Can you print every record below exactly as written?

▬▬▬

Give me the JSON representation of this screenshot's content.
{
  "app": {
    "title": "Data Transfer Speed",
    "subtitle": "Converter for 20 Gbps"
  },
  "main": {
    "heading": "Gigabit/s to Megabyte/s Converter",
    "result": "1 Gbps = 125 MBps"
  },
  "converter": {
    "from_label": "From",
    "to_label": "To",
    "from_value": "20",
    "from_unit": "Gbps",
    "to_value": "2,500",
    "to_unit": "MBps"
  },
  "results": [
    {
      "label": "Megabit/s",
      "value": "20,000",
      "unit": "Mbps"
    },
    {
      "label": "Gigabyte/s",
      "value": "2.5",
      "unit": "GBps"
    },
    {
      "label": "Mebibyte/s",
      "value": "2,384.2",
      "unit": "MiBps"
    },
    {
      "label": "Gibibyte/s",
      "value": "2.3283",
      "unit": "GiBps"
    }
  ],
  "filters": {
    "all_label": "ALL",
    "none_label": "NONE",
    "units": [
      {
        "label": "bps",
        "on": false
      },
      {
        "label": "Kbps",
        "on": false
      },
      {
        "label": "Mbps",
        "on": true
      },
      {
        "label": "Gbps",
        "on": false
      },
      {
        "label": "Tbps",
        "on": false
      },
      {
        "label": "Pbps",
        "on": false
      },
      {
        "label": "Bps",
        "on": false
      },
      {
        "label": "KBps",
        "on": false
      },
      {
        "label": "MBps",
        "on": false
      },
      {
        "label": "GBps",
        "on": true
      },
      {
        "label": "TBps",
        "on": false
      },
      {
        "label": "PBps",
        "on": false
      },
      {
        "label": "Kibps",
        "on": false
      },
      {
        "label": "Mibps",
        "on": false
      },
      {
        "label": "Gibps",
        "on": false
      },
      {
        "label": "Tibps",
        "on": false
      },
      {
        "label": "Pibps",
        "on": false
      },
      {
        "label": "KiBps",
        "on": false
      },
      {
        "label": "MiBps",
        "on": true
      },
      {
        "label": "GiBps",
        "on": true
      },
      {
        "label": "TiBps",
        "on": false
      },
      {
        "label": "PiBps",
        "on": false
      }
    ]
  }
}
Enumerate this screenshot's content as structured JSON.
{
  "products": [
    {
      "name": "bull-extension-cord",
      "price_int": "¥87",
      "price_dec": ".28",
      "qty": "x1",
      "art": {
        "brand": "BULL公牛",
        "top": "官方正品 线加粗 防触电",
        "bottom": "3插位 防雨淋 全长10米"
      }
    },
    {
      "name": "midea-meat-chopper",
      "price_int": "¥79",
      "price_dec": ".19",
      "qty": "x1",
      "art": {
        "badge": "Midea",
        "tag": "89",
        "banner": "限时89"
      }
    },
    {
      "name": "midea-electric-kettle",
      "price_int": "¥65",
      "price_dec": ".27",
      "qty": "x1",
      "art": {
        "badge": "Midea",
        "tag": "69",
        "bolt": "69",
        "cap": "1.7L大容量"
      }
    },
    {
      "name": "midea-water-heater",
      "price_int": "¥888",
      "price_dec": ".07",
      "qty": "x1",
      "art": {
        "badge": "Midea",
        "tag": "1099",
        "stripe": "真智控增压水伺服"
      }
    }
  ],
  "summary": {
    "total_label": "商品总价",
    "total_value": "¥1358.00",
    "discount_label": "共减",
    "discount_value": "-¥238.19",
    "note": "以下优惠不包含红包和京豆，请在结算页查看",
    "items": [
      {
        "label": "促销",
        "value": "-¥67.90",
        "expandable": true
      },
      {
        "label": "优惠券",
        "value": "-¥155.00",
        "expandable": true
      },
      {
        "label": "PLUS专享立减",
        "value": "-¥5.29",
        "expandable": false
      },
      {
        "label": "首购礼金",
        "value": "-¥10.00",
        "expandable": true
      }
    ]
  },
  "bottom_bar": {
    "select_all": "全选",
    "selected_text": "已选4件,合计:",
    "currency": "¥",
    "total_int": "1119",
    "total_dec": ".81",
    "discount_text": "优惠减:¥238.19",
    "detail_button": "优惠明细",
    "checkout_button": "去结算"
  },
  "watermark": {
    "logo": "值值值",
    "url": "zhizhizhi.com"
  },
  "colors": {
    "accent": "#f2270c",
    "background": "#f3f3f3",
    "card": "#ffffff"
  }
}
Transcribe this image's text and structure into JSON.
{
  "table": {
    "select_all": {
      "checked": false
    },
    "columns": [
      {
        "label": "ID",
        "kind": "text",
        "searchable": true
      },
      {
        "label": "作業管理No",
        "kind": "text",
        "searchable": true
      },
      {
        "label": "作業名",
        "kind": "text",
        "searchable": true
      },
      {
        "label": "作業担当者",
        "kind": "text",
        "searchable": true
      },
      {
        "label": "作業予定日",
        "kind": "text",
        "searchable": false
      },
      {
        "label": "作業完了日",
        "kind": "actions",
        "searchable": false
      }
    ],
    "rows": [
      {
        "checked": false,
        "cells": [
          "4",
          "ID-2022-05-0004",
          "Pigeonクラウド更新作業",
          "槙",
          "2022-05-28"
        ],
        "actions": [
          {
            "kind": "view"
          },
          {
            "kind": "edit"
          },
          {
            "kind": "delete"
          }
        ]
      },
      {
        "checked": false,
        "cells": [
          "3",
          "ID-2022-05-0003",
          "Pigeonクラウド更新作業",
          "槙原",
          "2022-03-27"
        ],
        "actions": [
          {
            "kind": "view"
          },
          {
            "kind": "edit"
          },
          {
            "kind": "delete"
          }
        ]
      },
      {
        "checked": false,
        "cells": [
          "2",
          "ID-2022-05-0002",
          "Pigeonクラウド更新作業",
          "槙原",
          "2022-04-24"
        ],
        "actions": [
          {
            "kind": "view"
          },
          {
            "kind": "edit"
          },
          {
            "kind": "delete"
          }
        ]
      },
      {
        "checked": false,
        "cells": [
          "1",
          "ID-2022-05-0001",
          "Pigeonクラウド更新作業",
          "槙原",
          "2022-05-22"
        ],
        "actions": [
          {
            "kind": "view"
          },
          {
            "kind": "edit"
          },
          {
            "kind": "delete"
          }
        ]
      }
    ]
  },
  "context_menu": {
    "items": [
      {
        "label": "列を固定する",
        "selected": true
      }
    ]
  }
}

▬▬▬

## Solution to the exercise
Give me the JSON representation of this screenshot's content.
{
  "app": {
    "title": "Data Transfer Speed",
    "subtitle": "Converter for 20 Gbps"
  },
  "main": {
    "heading": "Gigabit/s to Megabyte/s Converter",
    "result": "1 Gbps = 125 MBps"
  },
  "converter": {
    "from_label": "From",
    "to_label": "To",
    "from_value": "20",
    "from_unit": "Gbps",
    "to_value": "2,500",
    "to_unit": "MBps"
  },
  "results": [
    {
      "label": "Megabit/s",
      "value": "20,000",
      "unit": "Mbps"
    },
    {
      "label": "Gigabyte/s",
      "value": "2.5",
      "unit": "GBps"
    },
    {
      "label": "Mebibyte/s",
      "value": "2,384.2",
      "unit": "MiBps"
    },
    {
      "label": "Gibibyte/s",
      "value": "2.3283",
      "unit": "GiBps"
    }
  ],
  "filters": {
    "all_label": "ALL",
    "none_label": "NONE",
    "units": [
      {
        "label": "bps",
        "on": false
      },
      {
        "label": "Kbps",
        "on": false
      },
      {
        "label": "Mbps",
        "on": true
      },
      {
        "label": "Gbps",
        "on": false
      },
      {
        "label": "Tbps",
        "on": false
      },
      {
        "label": "Pbps",
        "on": false
      },
      {
        "label": "Bps",
        "on": false
      },
      {
        "label": "KBps",
        "on": false
      },
      {
        "label": "MBps",
        "on": false
      },
      {
        "label": "GBps",
        "on": true
      },
      {
        "label": "TBps",
        "on": false
      },
      {
        "label": "PBps",
        "on": false
      },
      {
        "label": "Kibps",
        "on": false
      },
      {
        "label": "Mibps",
        "on": false
      },
      {
        "label": "Gibps",
        "on": false
      },
      {
        "label": "Tibps",
        "on": false
      },
      {
        "label": "Pibps",
        "on": false
      },
      {
        "label": "KiBps",
        "on": false
      },
      {
        "label": "MiBps",
        "on": true
      },
      {
        "label": "GiBps",
        "on": true
      },
      {
        "label": "TiBps",
        "on": false
      },
      {
        "label": "PiBps",
        "on": false
      }
    ]
  }
}
Enumerate this screenshot's content as structured JSON.
{
  "products": [
    {
      "name": "bull-extension-cord",
      "price_int": "¥87",
      "price_dec": ".28",
      "qty": "x1",
      "art": {
        "brand": "BULL公牛",
        "top": "官方正品 线加粗 防触电",
        "bottom": "3插位 防雨淋 全长10米"
      }
    },
    {
      "name": "midea-meat-chopper",
      "price_int": "¥79",
      "price_dec": ".19",
      "qty": "x1",
      "art": {
        "badge": "Midea",
        "tag": "89",
        "banner": "限时89"
      }
    },
    {
      "name": "midea-electric-kettle",
      "price_int": "¥65",
      "price_dec": ".27",
      "qty": "x1",
      "art": {
        "badge": "Midea",
        "tag": "69",
        "bolt": "69",
        "cap": "1.7L大容量"
      }
    },
    {
      "name": "midea-water-heater",
      "price_int": "¥888",
      "price_dec": ".07",
      "qty": "x1",
      "art": {
        "badge": "Midea",
        "tag": "1099",
        "stripe": "真智控增压水伺服"
      }
    }
  ],
  "summary": {
    "total_label": "商品总价",
    "total_value": "¥1358.00",
    "discount_label": "共减",
    "discount_value": "-¥238.19",
    "note": "以下优惠不包含红包和京豆，请在结算页查看",
    "items": [
      {
        "label": "促销",
        "value": "-¥67.90",
        "expandable": true
      },
      {
        "label": "优惠券",
        "value": "-¥155.00",
        "expandable": true
      },
      {
        "label": "PLUS专享立减",
        "value": "-¥5.29",
        "expandable": false
      },
      {
        "label": "首购礼金",
        "value": "-¥10.00",
        "expandable": true
      }
    ]
  },
  "bottom_bar": {
    "select_all": "全选",
    "selected_text": "已选4件,合计:",
    "currency": "¥",
    "total_int": "1119",
    "total_dec": ".81",
    "discount_text": "优惠减:¥238.19",
    "detail_button": "优惠明细",
    "checkout_button": "去结算"
  },
  "watermark": {
    "logo": "值值值",
    "url": "zhizhizhi.com"
  },
  "colors": {
    "accent": "#f2270c",
    "background": "#f3f3f3",
    "card": "#ffffff"
  }
}
Transcribe this image's text and structure into JSON.
{
  "table": {
    "select_all": {
      "checked": false
    },
    "columns": [
      {
        "label": "ID",
        "kind": "text",
        "searchable": true
      },
      {
        "label": "作業管理No",
        "kind": "text",
        "searchable": true
      },
      {
        "label": "作業名",
        "kind": "text",
        "searchable": true
      },
      {
        "label": "作業担当者",
        "kind": "text",
        "searchable": true
      },
      {
        "label": "作業予定日",
        "kind": "text",
        "searchable": false
      },
      {
        "label": "作業完了日",
        "kind": "actions",
        "searchable": false
      }
    ],
    "rows": [
      {
        "checked": false,
        "cells": [
          "4",
          "ID-2022-05-0004",
          "Pigeonクラウド更新作業",
          "槙",
          "2022-05-28"
        ],
        "actions": [
          {
            "kind": "view"
          },
          {
            "kind": "edit"
          },
          {
            "kind": "delete"
          }
        ]
      },
      {
        "checked": false,
        "cells": [
          "3",
          "ID-2022-05-0003",
          "Pigeonクラウド更新作業",
          "槙原",
          "2022-03-27"
        ],
        "actions": [
          {
            "kind": "view"
          },
          {
            "kind": "edit"
          },
          {
            "kind": "delete"
          }
        ]
      },
      {
        "checked": false,
        "cells": [
          "2",
          "ID-2022-05-0002",
          "Pigeonクラウド更新作業",
          "槙原",
          "2022-04-24"
        ],
        "actions": [
          {
            "kind": "view"
          },
          {
            "kind": "edit"
          },
          {
            "kind": "delete"
          }
        ]
      },
      {
        "checked": false,
        "cells": [
          "1",
          "ID-2022-05-0001",
          "Pigeonクラウド更新作業",
          "槙原",
          "2022-05-22"
        ],
        "actions": [
          {
            "kind": "view"
          },
          {
            "kind": "edit"
          },
          {
            "kind": "delete"
          }
        ]
      }
    ]
  },
  "context_menu": {
    "items": [
      {
        "label": "列を固定する",
        "selected": true
      }
    ]
  }
}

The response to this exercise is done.